▶ [GIVEN PASSAGE]
####################

December 6, 2021
To Crescent City
It’s almost 6:30 and I’m in the middle of the block on Lovejoy, standing beneath an overhang sheltering me from the downpour. I’m in the dark sipping at my Americano from Starbucks and wondering where Rachael is. It’s been almost ten minutes now since I left her to take the keys to the apartment back upstairs after we’ve used them to let ourselves and the car out of the garage, with the plan that I’d drive over here to Starbucks around the corner and wait for her here.
It’s been too long so I start to worry that something’s gone wrong somehow and pull out the phone to call her up. I hear her voice immediately, both through the phone and from the opposite end of the block. She’s asking where I am. She’s been waiting almost five minutes herself, but by the door of Starbucks just a hundred feet away. She briskly walks my way in the downpour as we discuss what went wrong, then says goodbye and hangs up the phone when she’s about twenty feet from me.
There should be a photo here. If I’d been Graham Finch I’d have walked across the street and set up an Edward Hopper-inspired noir shot of me standing under the overhang in the dark, sheltered from the rain and streetlight, hoping some street person didn’t dash up behind my back and grab the camera and run off with it. Even better, there’d be a video of the two of us in a phone conversation as Rachael converges on me and quickly gets in the car to escape the rain. It would have saved a thousand words.
Other than this hiccough though we’ve managed our escape well. We packed the Raven last night and got up early, managing to let ourselves out of the apartment and building without locking anything behind as far as we know. We have a two hour drive ahead of us to Eugene where we have a breakfast date with Lynn.
It rains steadily the entire time and the day doesn’t start lightening up until an hour later when we pass through Salem, reminiscing on how for years we would make this drive at about this time of morning several days a week when we lived in Portland but our jobs were still down in Salem. There’s nothing to be missed there, that’s for sure.

####################

▶ [Page element annotations]
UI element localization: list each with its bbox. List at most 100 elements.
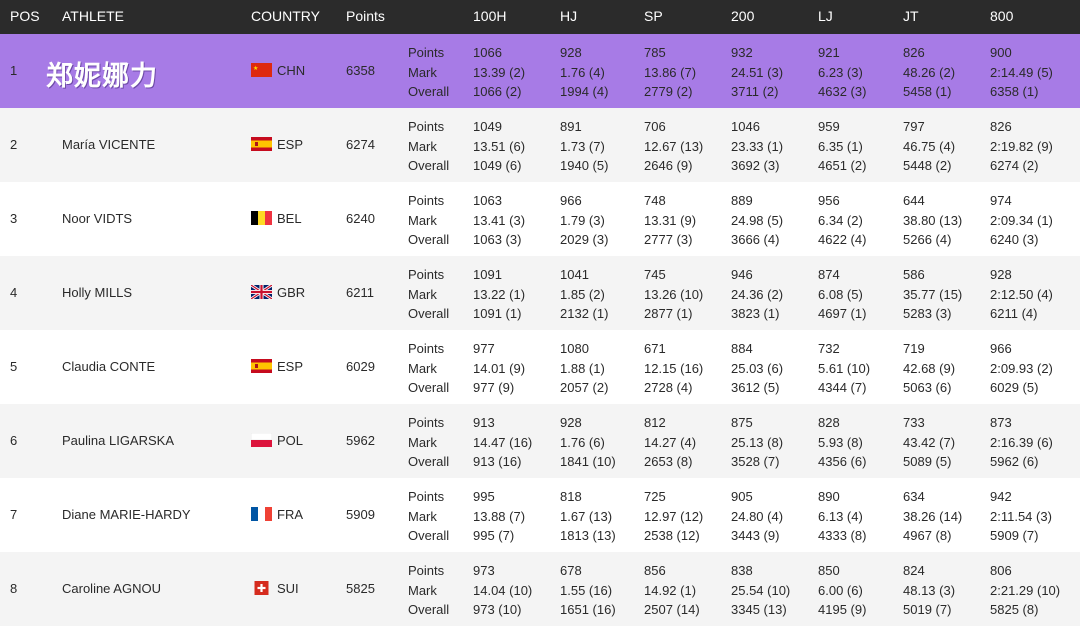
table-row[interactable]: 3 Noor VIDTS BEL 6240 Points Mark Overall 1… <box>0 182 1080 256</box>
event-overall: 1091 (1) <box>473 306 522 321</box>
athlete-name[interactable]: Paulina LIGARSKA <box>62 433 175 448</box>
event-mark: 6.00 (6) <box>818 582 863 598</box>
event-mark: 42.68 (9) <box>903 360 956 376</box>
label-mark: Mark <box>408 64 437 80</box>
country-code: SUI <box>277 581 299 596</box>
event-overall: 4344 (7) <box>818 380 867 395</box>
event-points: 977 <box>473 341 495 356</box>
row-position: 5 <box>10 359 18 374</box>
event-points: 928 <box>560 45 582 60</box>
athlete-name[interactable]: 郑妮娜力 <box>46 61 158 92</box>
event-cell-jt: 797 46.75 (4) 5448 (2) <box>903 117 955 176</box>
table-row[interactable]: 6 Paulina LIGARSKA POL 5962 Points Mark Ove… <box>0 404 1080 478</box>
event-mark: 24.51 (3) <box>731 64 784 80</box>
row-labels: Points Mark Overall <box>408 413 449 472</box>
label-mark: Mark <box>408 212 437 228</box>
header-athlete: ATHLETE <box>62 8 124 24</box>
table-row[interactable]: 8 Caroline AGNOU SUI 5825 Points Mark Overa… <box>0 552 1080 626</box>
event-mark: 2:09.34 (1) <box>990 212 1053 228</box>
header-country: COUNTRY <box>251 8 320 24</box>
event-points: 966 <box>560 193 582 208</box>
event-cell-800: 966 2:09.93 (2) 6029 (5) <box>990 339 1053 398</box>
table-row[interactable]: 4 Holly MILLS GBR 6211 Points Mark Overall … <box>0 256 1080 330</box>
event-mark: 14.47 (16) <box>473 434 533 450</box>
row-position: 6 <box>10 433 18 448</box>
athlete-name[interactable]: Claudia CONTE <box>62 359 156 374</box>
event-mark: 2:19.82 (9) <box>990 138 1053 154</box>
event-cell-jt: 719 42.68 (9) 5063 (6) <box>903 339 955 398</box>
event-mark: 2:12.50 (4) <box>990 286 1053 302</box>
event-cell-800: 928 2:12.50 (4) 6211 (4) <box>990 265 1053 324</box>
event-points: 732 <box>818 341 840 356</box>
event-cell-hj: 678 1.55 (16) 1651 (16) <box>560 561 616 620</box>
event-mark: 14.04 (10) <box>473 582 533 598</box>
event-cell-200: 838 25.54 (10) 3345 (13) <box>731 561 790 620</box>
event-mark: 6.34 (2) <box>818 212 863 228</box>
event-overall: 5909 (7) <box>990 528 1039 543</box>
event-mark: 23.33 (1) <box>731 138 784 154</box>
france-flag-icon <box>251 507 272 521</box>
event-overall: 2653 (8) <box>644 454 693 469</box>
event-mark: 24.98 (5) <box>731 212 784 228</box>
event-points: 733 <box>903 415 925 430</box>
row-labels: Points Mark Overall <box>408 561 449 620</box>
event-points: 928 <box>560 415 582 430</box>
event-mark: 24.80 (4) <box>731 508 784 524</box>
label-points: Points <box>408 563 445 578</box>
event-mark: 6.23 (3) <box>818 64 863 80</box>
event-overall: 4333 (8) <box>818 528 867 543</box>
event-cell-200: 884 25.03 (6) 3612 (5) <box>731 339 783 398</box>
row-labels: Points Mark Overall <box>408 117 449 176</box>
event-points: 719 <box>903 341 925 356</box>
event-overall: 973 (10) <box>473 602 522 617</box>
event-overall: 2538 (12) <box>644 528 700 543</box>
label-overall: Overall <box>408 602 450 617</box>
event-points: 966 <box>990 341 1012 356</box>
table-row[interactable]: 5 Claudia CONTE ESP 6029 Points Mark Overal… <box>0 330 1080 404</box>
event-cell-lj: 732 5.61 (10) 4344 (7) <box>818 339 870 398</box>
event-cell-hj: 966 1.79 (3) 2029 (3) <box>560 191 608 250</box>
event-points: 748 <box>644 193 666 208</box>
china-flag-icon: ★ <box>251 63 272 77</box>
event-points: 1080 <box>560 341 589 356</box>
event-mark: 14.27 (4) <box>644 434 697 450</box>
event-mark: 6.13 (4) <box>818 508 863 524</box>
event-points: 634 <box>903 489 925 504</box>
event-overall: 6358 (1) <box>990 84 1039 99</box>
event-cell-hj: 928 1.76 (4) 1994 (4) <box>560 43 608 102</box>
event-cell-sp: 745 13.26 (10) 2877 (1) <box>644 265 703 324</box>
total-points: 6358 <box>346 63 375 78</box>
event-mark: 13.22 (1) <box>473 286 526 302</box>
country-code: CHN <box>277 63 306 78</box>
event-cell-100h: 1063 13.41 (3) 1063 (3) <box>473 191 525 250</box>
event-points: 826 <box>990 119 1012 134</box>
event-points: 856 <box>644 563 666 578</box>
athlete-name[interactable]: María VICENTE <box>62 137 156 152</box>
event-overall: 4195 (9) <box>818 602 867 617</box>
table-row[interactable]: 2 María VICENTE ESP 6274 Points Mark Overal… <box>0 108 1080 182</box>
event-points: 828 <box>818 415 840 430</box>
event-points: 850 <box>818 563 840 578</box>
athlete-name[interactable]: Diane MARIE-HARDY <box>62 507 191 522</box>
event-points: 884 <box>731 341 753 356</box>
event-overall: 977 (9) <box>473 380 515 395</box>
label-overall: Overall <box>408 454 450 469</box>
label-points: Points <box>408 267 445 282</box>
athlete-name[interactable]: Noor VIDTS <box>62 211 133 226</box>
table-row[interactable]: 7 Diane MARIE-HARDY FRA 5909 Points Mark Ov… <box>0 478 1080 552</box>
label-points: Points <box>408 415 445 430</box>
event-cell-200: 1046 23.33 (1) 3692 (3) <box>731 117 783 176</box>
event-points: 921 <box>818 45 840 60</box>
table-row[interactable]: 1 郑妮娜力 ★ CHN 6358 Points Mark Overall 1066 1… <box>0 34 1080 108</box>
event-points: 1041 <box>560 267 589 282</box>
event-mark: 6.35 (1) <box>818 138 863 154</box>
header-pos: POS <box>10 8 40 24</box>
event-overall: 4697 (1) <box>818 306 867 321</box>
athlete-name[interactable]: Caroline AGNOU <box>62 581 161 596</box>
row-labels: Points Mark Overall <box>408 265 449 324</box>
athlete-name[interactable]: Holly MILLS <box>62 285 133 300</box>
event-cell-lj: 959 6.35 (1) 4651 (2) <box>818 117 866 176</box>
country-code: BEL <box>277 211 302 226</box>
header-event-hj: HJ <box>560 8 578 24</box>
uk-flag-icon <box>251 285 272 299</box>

####################

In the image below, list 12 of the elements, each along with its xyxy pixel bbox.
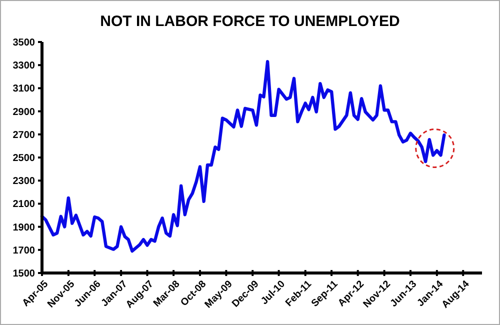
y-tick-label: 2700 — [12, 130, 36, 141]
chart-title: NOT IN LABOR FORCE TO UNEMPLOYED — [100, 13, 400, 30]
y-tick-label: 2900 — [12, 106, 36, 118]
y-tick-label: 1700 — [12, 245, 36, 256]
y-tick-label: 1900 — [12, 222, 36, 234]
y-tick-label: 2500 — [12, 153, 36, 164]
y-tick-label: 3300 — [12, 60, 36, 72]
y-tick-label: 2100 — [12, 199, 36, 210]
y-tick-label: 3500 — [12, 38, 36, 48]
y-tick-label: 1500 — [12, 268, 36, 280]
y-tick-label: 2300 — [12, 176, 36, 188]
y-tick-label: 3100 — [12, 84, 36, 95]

####################

Print the stretch of the Crescent City travel account from "It rains steadily" through "that’s for sure.", copying it word for word.

It rains steadily the entire time and the day doesn’t start lightening up until an hour later when we pass through Salem, reminiscing on how for years we would make this drive at about this time of morning several days a week when we lived in Portland but our jobs were still down in Salem. There’s nothing to be missed there, that’s for sure.